# Data records start
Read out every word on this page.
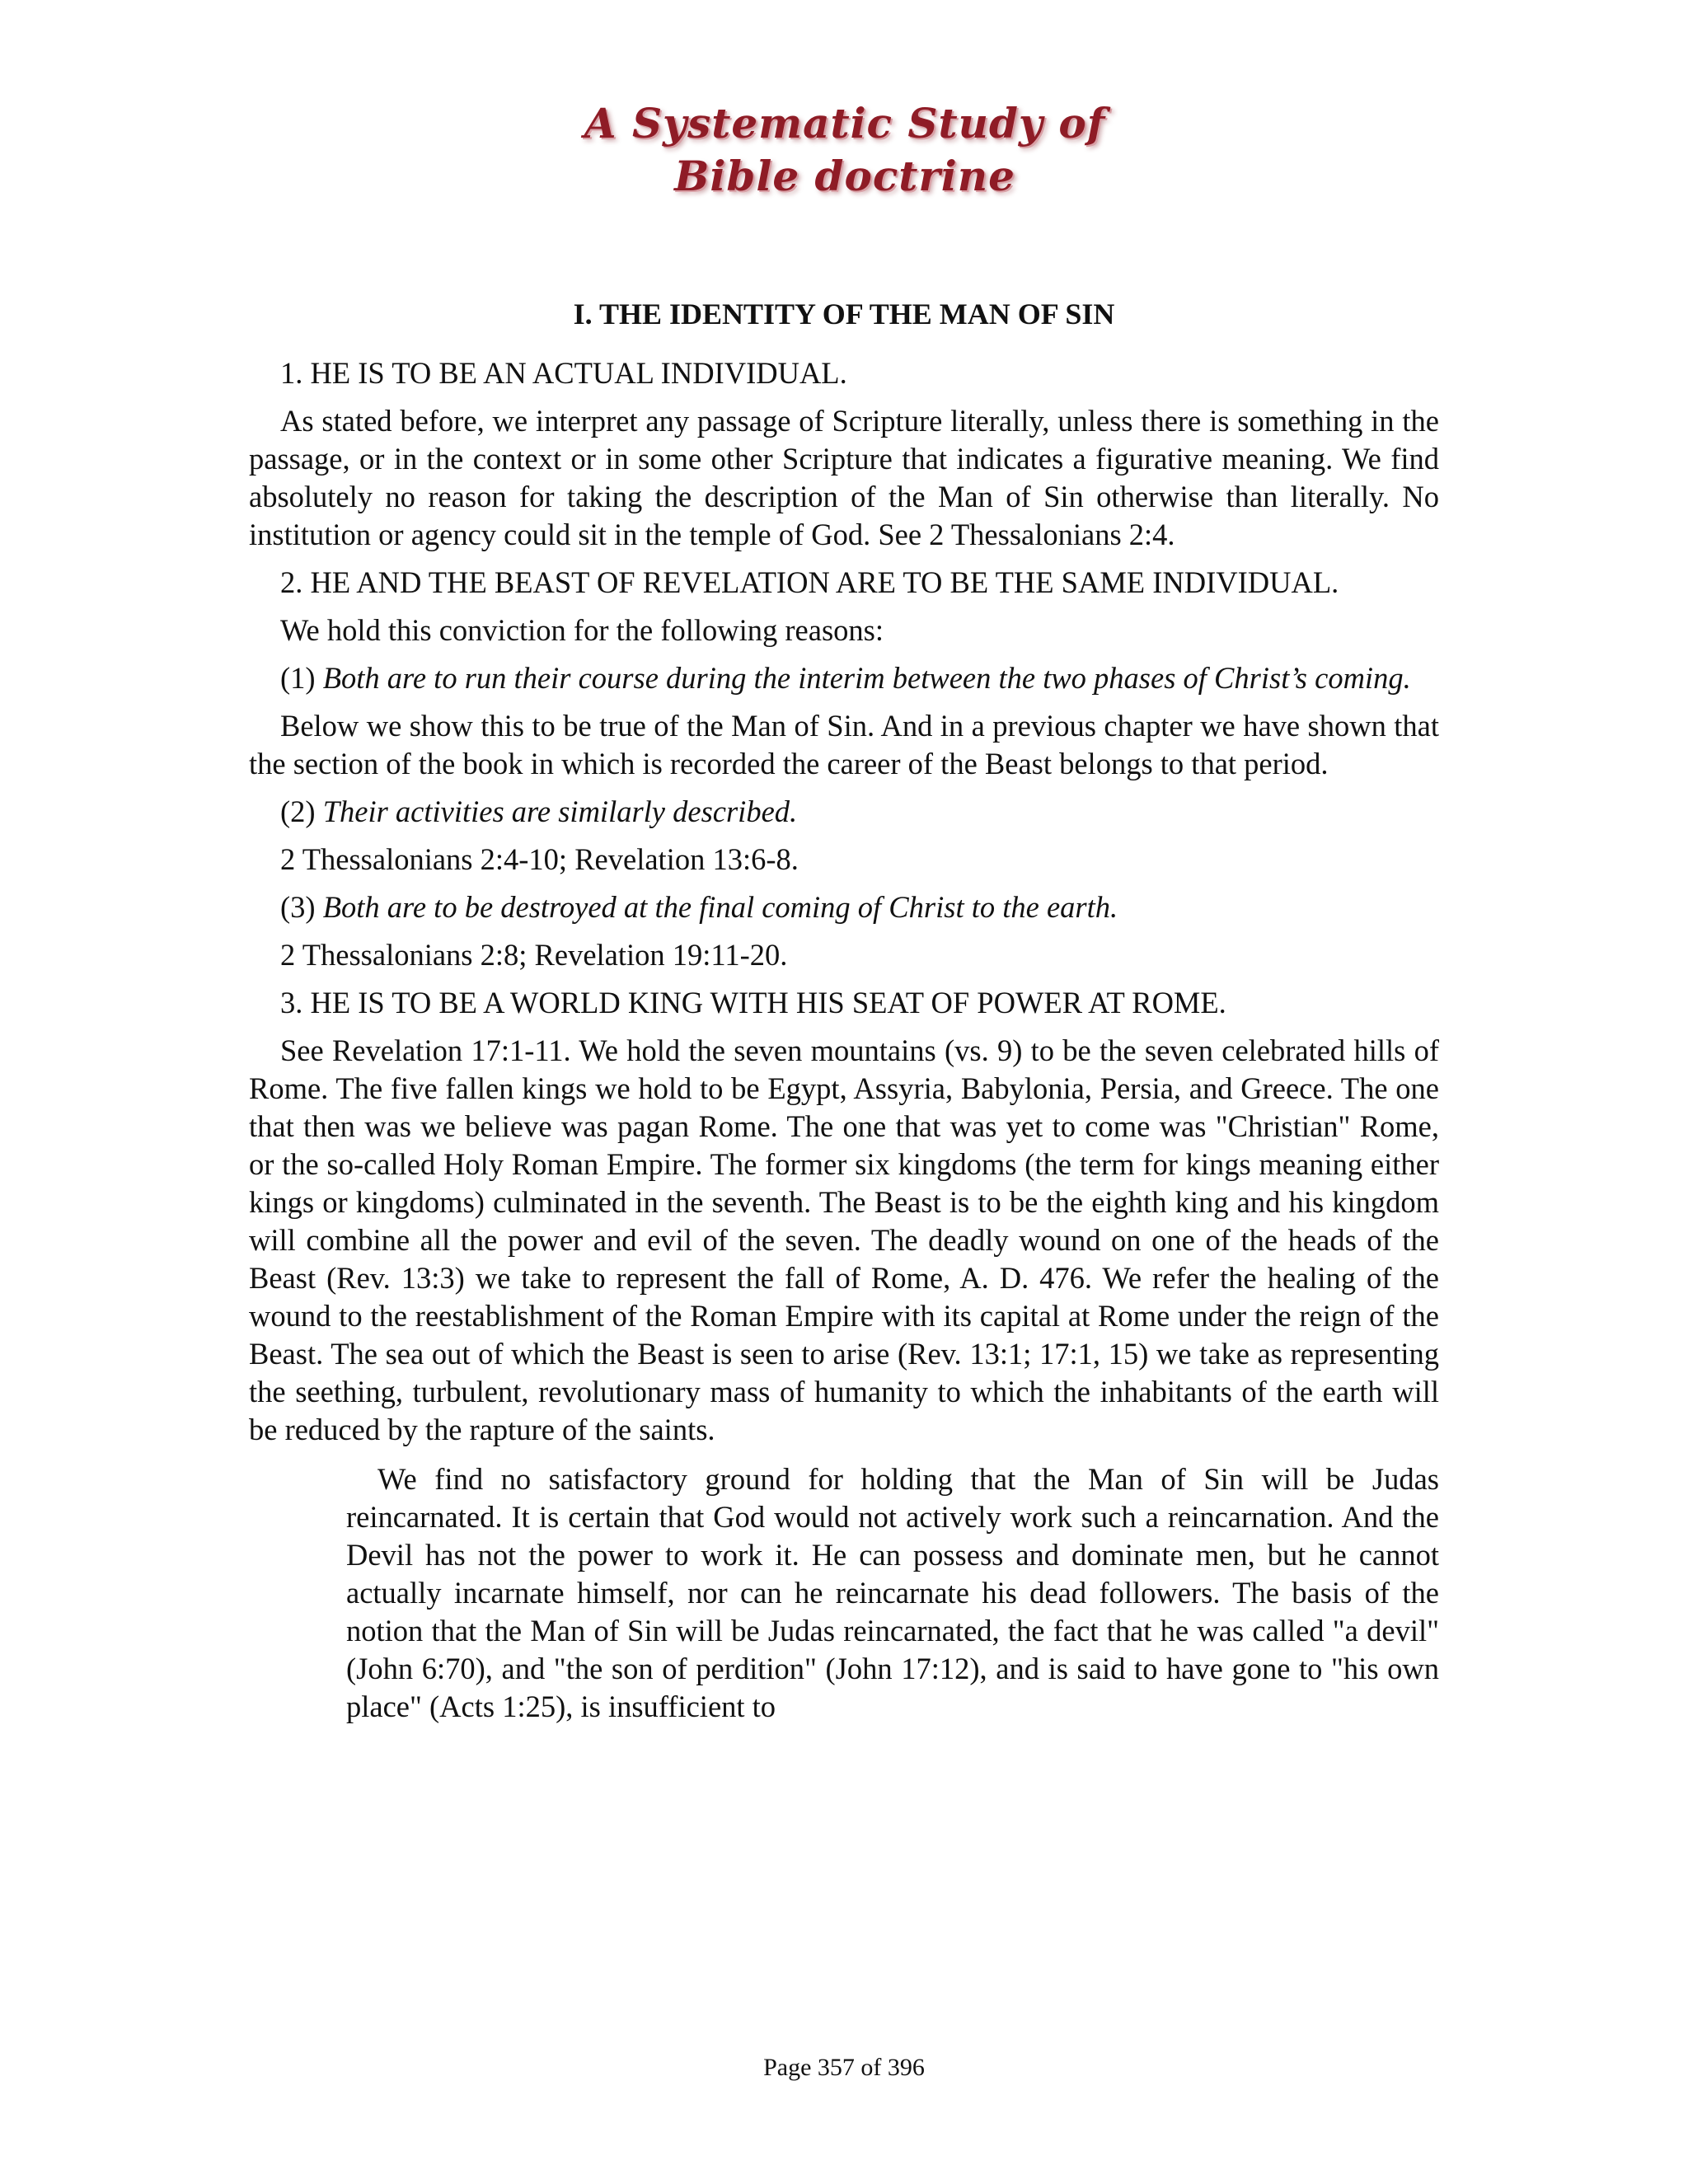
A Systematic Study of
Bible doctrine
I. THE IDENTITY OF THE MAN OF SIN
1. HE IS TO BE AN ACTUAL INDIVIDUAL.
As stated before, we interpret any passage of Scripture literally, unless there is something in the passage, or in the context or in some other Scripture that indicates a figurative meaning. We find absolutely no reason for taking the description of the Man of Sin otherwise than literally. No institution or agency could sit in the temple of God. See 2 Thessalonians 2:4.
2. HE AND THE BEAST OF REVELATION ARE TO BE THE SAME INDIVIDUAL.
We hold this conviction for the following reasons:
(1) Both are to run their course during the interim between the two phases of Christ’s coming.
Below we show this to be true of the Man of Sin. And in a previous chapter we have shown that the section of the book in which is recorded the career of the Beast belongs to that period.
(2) Their activities are similarly described.
2 Thessalonians 2:4-10; Revelation 13:6-8.
(3) Both are to be destroyed at the final coming of Christ to the earth.
2 Thessalonians 2:8; Revelation 19:11-20.
3. HE IS TO BE A WORLD KING WITH HIS SEAT OF POWER AT ROME.
See Revelation 17:1-11. We hold the seven mountains (vs. 9) to be the seven celebrated hills of Rome. The five fallen kings we hold to be Egypt, Assyria, Babylonia, Persia, and Greece. The one that then was we believe was pagan Rome. The one that was yet to come was "Christian" Rome, or the so-called Holy Roman Empire. The former six kingdoms (the term for kings meaning either kings or kingdoms) culminated in the seventh. The Beast is to be the eighth king and his kingdom will combine all the power and evil of the seven. The deadly wound on one of the heads of the Beast (Rev. 13:3) we take to represent the fall of Rome, A. D. 476. We refer the healing of the wound to the reestablishment of the Roman Empire with its capital at Rome under the reign of the Beast. The sea out of which the Beast is seen to arise (Rev. 13:1; 17:1, 15) we take as representing the seething, turbulent, revolutionary mass of humanity to which the inhabitants of the earth will be reduced by the rapture of the saints.
We find no satisfactory ground for holding that the Man of Sin will be Judas reincarnated. It is certain that God would not actively work such a reincarnation. And the Devil has not the power to work it. He can possess and dominate men, but he cannot actually incarnate himself, nor can he reincarnate his dead followers. The basis of the notion that the Man of Sin will be Judas reincarnated, the fact that he was called "a devil" (John 6:70), and "the son of perdition" (John 17:12), and is said to have gone to "his own place" (Acts 1:25), is insufficient to
Page 357 of 396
# Data records end
Copy every line of the entries above in which "this" occurs.

> Result of the task:
Read out every word on this page.
We hold this conviction for the following reasons:
Below we show this to be true of the Man of Sin. And in a previous chapter we have shown that the section of the book in which is recorded the career of the Beast belongs to that period.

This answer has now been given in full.